--- start ---

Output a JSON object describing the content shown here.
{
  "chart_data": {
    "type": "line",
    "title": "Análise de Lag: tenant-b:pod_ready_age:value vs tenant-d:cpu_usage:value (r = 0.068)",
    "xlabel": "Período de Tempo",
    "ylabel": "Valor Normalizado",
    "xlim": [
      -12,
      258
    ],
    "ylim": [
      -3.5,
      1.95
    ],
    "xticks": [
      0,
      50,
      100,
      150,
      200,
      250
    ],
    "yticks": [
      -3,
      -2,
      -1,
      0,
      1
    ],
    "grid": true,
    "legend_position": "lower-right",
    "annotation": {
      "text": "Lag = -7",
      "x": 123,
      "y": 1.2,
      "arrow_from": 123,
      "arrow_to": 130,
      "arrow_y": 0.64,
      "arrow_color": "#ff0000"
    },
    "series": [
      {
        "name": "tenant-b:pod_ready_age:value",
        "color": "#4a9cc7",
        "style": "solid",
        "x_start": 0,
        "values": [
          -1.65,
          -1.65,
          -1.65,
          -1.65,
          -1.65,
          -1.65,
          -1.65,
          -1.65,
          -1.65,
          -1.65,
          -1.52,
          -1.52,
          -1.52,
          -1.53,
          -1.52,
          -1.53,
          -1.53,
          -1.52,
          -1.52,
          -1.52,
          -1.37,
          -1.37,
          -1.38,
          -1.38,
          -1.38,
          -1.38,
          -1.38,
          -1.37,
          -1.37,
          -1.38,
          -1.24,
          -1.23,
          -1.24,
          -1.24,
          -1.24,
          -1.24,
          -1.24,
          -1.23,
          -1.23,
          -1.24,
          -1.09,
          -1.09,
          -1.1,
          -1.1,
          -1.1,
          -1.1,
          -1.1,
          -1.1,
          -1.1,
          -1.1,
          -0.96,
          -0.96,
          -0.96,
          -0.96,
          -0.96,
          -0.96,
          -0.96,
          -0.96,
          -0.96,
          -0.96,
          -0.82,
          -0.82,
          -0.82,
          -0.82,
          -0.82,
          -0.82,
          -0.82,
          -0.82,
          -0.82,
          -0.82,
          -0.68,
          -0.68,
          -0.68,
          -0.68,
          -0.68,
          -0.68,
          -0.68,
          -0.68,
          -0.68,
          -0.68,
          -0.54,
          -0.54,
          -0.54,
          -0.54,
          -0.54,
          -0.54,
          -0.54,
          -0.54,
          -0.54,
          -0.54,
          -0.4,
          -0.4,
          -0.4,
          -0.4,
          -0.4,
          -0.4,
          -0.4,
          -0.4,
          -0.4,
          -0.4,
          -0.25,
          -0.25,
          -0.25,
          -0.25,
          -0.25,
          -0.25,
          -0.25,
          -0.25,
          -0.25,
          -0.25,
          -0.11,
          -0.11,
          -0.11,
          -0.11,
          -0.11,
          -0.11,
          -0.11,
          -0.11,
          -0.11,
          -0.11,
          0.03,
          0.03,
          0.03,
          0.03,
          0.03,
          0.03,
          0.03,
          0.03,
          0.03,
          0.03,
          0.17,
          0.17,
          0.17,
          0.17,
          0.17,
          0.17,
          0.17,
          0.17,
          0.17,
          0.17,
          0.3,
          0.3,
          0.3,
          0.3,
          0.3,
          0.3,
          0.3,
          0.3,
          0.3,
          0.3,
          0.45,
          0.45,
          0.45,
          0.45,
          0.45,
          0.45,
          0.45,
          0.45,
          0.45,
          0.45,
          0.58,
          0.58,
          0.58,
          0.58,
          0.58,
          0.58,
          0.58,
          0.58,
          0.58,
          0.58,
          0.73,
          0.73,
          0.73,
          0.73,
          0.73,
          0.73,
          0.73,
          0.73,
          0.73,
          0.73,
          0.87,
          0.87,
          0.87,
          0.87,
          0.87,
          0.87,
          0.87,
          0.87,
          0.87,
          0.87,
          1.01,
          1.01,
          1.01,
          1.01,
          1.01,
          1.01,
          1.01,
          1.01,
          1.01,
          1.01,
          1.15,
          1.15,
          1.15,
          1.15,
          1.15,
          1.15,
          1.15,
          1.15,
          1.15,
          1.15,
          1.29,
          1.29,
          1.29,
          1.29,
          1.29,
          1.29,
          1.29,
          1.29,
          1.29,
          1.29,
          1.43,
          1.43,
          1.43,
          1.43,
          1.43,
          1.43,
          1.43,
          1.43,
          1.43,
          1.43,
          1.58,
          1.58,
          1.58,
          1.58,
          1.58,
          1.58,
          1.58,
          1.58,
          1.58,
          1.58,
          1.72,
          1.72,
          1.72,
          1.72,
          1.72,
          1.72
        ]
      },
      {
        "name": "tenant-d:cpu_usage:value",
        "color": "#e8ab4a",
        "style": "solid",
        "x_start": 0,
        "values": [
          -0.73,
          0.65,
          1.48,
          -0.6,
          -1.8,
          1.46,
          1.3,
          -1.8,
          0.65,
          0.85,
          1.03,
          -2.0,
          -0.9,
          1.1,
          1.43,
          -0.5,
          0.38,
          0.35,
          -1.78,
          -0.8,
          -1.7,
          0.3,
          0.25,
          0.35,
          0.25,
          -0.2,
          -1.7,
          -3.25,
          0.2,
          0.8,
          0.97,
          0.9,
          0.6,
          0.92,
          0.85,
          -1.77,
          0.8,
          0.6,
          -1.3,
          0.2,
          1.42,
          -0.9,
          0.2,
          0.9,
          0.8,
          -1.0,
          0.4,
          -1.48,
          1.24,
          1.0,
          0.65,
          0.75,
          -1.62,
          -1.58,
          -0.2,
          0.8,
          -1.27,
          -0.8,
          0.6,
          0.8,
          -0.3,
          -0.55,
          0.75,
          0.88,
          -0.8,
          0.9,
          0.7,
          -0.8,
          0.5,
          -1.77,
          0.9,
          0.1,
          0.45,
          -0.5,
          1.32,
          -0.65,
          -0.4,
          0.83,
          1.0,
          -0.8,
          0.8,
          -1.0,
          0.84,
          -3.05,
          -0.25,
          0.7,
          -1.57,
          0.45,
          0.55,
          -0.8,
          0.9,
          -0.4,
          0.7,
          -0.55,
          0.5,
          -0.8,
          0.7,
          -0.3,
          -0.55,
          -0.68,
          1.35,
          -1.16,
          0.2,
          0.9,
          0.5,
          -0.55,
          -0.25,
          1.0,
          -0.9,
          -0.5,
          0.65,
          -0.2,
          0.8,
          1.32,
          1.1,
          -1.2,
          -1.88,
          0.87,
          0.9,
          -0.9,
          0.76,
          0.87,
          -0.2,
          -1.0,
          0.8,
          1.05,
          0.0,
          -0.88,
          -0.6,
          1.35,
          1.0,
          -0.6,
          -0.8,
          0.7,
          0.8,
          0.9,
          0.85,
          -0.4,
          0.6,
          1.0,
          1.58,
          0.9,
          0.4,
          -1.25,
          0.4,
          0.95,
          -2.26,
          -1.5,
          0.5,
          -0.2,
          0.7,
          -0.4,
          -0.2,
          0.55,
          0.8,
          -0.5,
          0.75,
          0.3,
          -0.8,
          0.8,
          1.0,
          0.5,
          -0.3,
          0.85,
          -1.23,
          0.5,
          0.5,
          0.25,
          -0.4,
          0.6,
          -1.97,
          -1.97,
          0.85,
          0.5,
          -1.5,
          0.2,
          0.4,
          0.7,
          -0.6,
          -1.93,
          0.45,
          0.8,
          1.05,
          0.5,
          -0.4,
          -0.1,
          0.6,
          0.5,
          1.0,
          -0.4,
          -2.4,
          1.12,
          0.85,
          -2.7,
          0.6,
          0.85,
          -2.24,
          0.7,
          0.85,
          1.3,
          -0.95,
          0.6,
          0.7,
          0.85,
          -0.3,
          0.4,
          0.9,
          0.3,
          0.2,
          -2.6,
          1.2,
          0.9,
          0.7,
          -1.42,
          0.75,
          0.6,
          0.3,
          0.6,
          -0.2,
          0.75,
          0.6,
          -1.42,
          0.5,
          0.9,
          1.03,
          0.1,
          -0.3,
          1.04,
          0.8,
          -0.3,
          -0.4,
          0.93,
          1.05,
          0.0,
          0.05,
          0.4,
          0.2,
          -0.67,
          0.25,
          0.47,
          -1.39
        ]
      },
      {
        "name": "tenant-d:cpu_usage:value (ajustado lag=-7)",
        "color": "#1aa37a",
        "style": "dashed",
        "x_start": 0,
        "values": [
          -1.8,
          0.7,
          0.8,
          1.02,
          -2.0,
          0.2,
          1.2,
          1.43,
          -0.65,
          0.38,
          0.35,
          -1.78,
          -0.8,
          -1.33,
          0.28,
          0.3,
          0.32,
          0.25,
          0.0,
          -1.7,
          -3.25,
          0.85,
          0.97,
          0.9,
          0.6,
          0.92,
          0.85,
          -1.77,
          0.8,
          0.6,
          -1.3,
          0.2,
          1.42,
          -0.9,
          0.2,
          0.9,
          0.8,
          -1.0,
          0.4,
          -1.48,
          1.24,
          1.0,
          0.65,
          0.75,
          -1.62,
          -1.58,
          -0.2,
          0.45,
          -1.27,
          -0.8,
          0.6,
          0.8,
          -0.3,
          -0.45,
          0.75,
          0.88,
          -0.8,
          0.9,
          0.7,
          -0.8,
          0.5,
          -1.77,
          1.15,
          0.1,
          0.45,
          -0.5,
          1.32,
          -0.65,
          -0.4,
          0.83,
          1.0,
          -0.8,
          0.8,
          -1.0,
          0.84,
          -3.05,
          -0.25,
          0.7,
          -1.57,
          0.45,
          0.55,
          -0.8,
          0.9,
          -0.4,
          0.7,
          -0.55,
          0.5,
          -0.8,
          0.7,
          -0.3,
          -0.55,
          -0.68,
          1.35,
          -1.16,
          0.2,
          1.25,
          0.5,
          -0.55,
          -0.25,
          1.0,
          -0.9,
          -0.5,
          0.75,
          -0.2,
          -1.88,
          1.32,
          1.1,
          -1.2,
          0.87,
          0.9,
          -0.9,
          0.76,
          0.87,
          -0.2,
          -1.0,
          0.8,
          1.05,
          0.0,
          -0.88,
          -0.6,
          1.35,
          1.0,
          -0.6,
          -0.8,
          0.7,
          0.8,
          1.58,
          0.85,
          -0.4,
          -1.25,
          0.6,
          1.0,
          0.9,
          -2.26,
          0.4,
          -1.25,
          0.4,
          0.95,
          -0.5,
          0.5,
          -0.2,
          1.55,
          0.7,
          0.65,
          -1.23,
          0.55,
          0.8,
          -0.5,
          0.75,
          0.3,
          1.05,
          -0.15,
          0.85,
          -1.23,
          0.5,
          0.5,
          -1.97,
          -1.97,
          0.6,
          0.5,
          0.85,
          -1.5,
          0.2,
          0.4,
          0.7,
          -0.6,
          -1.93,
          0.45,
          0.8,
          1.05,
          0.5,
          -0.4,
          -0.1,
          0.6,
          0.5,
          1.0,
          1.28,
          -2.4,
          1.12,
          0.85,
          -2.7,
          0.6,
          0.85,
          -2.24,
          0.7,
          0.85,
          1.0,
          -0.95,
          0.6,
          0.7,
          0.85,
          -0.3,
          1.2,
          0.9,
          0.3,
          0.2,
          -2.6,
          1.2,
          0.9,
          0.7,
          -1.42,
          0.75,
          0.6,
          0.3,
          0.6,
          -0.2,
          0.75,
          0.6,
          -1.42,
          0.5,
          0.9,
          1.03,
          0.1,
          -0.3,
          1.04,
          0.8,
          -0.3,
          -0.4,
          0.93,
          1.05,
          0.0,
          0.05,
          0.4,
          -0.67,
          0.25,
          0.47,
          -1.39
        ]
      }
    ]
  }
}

--- end ---

Problem description:
Look through the data and show every line containing "name".

Solved problem:
        "name": "tenant-b:pod_ready_age:value",
        "name": "tenant-d:cpu_usage:value",
        "name": "tenant-d:cpu_usage:value (ajustado lag=-7)",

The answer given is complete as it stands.